Stored data
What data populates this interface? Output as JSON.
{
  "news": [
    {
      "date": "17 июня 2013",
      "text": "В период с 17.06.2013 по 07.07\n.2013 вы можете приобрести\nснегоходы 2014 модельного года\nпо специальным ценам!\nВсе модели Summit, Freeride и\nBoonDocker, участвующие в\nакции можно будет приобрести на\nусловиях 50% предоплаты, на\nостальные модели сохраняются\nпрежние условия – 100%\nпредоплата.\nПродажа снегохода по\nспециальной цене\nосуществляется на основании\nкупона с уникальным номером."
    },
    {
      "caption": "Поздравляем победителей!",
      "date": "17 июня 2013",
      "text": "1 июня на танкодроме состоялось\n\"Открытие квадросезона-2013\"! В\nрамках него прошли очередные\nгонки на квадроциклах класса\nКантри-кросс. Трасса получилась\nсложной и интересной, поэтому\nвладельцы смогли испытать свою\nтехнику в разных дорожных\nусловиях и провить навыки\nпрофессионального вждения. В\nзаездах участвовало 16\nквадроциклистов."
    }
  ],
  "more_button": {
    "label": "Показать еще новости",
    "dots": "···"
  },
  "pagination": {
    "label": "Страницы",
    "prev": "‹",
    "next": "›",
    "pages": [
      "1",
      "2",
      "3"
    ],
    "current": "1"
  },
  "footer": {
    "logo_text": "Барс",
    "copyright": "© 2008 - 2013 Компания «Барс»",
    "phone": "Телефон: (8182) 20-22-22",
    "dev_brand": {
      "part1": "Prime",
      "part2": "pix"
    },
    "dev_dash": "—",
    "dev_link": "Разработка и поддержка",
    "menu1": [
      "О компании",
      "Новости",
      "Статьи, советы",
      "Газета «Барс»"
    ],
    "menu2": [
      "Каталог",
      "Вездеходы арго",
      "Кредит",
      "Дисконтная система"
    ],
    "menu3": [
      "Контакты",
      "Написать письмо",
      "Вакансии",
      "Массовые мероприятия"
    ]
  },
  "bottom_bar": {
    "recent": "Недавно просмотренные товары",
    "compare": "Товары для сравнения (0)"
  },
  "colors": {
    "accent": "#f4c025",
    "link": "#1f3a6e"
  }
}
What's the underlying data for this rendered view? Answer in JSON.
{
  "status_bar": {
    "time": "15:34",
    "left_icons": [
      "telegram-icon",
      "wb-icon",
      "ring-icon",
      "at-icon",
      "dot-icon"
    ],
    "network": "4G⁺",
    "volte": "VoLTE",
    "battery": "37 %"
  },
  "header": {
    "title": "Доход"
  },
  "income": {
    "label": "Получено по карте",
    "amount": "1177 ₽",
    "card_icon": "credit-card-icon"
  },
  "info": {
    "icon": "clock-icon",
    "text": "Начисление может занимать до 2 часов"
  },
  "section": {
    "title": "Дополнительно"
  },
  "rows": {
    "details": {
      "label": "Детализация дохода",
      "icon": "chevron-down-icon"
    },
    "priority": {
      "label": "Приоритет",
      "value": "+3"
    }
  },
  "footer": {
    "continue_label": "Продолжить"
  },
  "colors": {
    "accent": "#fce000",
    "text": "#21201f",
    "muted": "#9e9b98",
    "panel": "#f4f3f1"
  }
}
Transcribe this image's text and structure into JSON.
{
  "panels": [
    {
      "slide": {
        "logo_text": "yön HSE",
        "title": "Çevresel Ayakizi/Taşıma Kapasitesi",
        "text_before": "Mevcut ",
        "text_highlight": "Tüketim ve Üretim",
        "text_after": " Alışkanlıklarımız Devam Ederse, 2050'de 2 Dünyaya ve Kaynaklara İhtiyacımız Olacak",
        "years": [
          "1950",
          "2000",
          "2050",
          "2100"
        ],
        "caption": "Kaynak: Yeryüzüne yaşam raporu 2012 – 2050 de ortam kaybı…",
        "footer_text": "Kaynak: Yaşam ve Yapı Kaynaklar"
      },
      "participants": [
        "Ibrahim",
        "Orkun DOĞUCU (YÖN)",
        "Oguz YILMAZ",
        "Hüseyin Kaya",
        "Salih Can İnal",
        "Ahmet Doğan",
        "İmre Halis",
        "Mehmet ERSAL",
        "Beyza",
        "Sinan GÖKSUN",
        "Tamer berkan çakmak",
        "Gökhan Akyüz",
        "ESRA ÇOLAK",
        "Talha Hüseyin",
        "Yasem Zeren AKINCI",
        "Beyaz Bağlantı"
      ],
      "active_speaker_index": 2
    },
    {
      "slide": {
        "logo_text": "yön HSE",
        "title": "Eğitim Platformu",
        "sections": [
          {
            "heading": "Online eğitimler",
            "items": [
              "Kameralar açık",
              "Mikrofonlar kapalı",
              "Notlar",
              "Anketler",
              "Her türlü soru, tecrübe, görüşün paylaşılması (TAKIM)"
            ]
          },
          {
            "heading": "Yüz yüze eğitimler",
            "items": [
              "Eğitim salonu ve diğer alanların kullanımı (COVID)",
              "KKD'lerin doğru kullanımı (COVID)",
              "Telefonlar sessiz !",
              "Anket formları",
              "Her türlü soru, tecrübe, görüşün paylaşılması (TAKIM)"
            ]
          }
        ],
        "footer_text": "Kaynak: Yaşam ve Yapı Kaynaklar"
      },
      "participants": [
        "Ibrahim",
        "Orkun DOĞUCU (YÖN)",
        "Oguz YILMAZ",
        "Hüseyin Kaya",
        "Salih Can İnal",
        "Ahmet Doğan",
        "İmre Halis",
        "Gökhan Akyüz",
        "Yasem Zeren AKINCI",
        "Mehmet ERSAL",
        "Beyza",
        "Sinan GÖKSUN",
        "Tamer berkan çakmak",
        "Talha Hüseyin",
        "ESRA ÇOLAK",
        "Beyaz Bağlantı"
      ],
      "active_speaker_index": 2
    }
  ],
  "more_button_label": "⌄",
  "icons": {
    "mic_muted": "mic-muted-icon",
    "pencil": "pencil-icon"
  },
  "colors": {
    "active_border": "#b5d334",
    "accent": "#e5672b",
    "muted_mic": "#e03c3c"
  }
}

• Written request
Search the entries for the string "kullanımı" and collect each line that has it.

• Expected output
              "Eğitim salonu ve diğer alanların kullanımı (COVID)",
              "KKD'lerin doğru kullanımı (COVID)",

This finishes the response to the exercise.